> **What to do**
Restate the full set of records exactly, word for word.

++++++++

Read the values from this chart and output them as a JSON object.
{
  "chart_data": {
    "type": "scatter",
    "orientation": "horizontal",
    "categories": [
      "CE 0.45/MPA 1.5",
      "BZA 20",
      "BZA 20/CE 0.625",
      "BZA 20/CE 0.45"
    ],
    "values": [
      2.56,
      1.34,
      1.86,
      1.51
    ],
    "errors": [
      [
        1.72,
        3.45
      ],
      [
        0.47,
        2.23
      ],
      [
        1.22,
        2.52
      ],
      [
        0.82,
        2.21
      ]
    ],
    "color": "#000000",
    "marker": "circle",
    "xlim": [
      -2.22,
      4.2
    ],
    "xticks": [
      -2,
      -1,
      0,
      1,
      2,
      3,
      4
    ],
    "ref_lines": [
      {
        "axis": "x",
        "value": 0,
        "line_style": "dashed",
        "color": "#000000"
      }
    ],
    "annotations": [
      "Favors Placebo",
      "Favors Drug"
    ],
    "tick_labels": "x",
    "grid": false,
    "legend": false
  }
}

++++++++

> **Written solution**
Read the values from this chart and output them as a JSON object.
{
  "chart_data": {
    "type": "scatter",
    "orientation": "horizontal",
    "categories": [
      "CE 0.45/MPA 1.5",
      "BZA 20",
      "BZA 20/CE 0.625",
      "BZA 20/CE 0.45"
    ],
    "values": [
      2.56,
      1.34,
      1.86,
      1.51
    ],
    "errors": [
      [
        1.72,
        3.45
      ],
      [
        0.47,
        2.23
      ],
      [
        1.22,
        2.52
      ],
      [
        0.82,
        2.21
      ]
    ],
    "color": "#000000",
    "marker": "circle",
    "xlim": [
      -2.22,
      4.2
    ],
    "xticks": [
      -2,
      -1,
      0,
      1,
      2,
      3,
      4
    ],
    "ref_lines": [
      {
        "axis": "x",
        "value": 0,
        "line_style": "dashed",
        "color": "#000000"
      }
    ],
    "annotations": [
      "Favors Placebo",
      "Favors Drug"
    ],
    "tick_labels": "x",
    "grid": false,
    "legend": false
  }
}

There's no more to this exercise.